» Task material
____________

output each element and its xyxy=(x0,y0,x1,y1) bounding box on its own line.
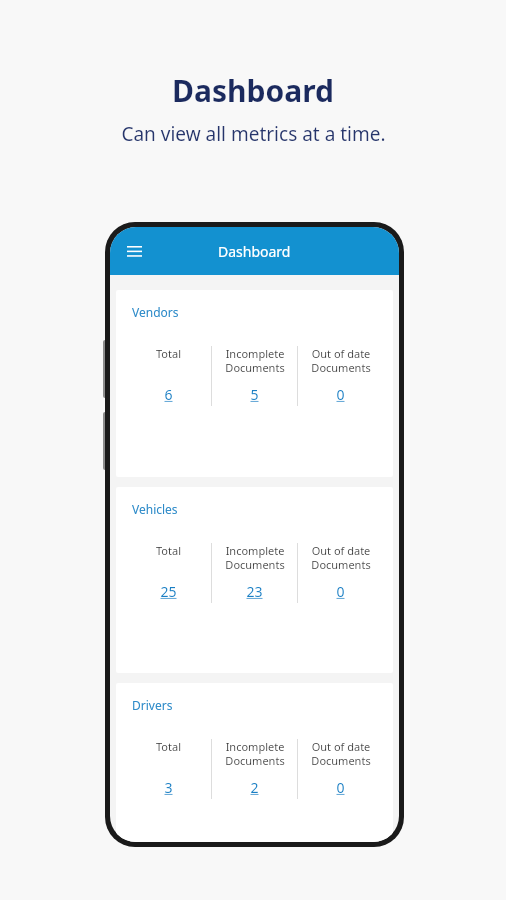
button[interactable]: Total xyxy=(126,543,211,601)
staticText: Total xyxy=(156,346,181,361)
staticText: 2 xyxy=(250,778,259,797)
button[interactable]: Incomplete Documents xyxy=(212,346,297,404)
staticText: Drivers xyxy=(132,697,173,713)
button[interactable]: Total xyxy=(126,346,211,404)
button[interactable]: Incomplete Documents xyxy=(212,543,297,601)
staticText: Out of date Documents xyxy=(311,543,371,572)
button[interactable]: Incomplete Documents xyxy=(212,739,297,797)
staticText: 0 xyxy=(336,385,345,404)
staticText: Vehicles xyxy=(132,501,178,517)
staticText: 0 xyxy=(336,582,345,601)
staticText: Can view all metrics at a time. xyxy=(121,121,386,147)
staticText: 5 xyxy=(250,385,259,404)
staticText: 0 xyxy=(336,778,345,797)
button[interactable]: Out of date Documents xyxy=(298,346,383,404)
staticText: 3 xyxy=(164,778,173,797)
staticText: Out of date Documents xyxy=(311,739,371,768)
button[interactable]: Out of date Documents xyxy=(298,739,383,797)
staticText: Incomplete Documents xyxy=(225,346,285,375)
button[interactable]: Vendors xyxy=(116,290,393,477)
staticText: Total xyxy=(156,543,181,558)
staticText: 25 xyxy=(160,582,177,601)
staticText: Total xyxy=(156,739,181,754)
button[interactable]: Open navigation menu xyxy=(116,233,152,269)
staticText: Dashboard xyxy=(172,70,334,111)
button[interactable]: Drivers xyxy=(116,683,393,842)
button[interactable]: Total xyxy=(126,739,211,797)
staticText: Incomplete Documents xyxy=(225,739,285,768)
staticText: Vendors xyxy=(132,304,179,320)
staticText: Incomplete Documents xyxy=(225,543,285,572)
button[interactable]: Vehicles xyxy=(116,487,393,673)
button[interactable]: Out of date Documents xyxy=(298,543,383,601)
staticText: Out of date Documents xyxy=(311,346,371,375)
staticText: 6 xyxy=(164,385,173,404)
staticText: Dashboard xyxy=(218,242,291,261)
staticText: 23 xyxy=(246,582,263,601)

____________

Write out the records again, substituting "Expired Documents" for every "Out of date Documents" and keeping everything else the same. Leave the pictures out.

» Output for this exercise
output each element and its xyxy=(x0,y0,x1,y1) bounding box on its own line.
button[interactable]: Total xyxy=(126,543,211,601)
staticText: Total xyxy=(156,346,181,361)
staticText: 2 xyxy=(250,778,259,797)
button[interactable]: Incomplete Documents xyxy=(212,346,297,404)
staticText: Drivers xyxy=(132,697,173,713)
button[interactable]: Total xyxy=(126,346,211,404)
button[interactable]: Incomplete Documents xyxy=(212,543,297,601)
staticText: Expired Documents xyxy=(311,543,371,572)
button[interactable]: Incomplete Documents xyxy=(212,739,297,797)
staticText: 0 xyxy=(336,385,345,404)
staticText: Vehicles xyxy=(132,501,178,517)
staticText: 0 xyxy=(336,582,345,601)
staticText: Can view all metrics at a time. xyxy=(121,121,386,147)
staticText: 5 xyxy=(250,385,259,404)
staticText: 0 xyxy=(336,778,345,797)
button[interactable]: Expired Documents xyxy=(298,346,383,404)
staticText: 3 xyxy=(164,778,173,797)
staticText: Expired Documents xyxy=(311,739,371,768)
button[interactable]: Expired Documents xyxy=(298,739,383,797)
staticText: Incomplete Documents xyxy=(225,346,285,375)
button[interactable]: Vendors xyxy=(116,290,393,477)
staticText: Total xyxy=(156,543,181,558)
staticText: 25 xyxy=(160,582,177,601)
staticText: Total xyxy=(156,739,181,754)
button[interactable]: Open navigation menu xyxy=(116,233,152,269)
staticText: Dashboard xyxy=(172,70,334,111)
button[interactable]: Drivers xyxy=(116,683,393,842)
button[interactable]: Total xyxy=(126,739,211,797)
staticText: Incomplete Documents xyxy=(225,739,285,768)
staticText: Vendors xyxy=(132,304,179,320)
staticText: Incomplete Documents xyxy=(225,543,285,572)
button[interactable]: Vehicles xyxy=(116,487,393,673)
button[interactable]: Expired Documents xyxy=(298,543,383,601)
staticText: Expired Documents xyxy=(311,346,371,375)
staticText: 6 xyxy=(164,385,173,404)
staticText: Dashboard xyxy=(218,242,291,261)
staticText: 23 xyxy=(246,582,263,601)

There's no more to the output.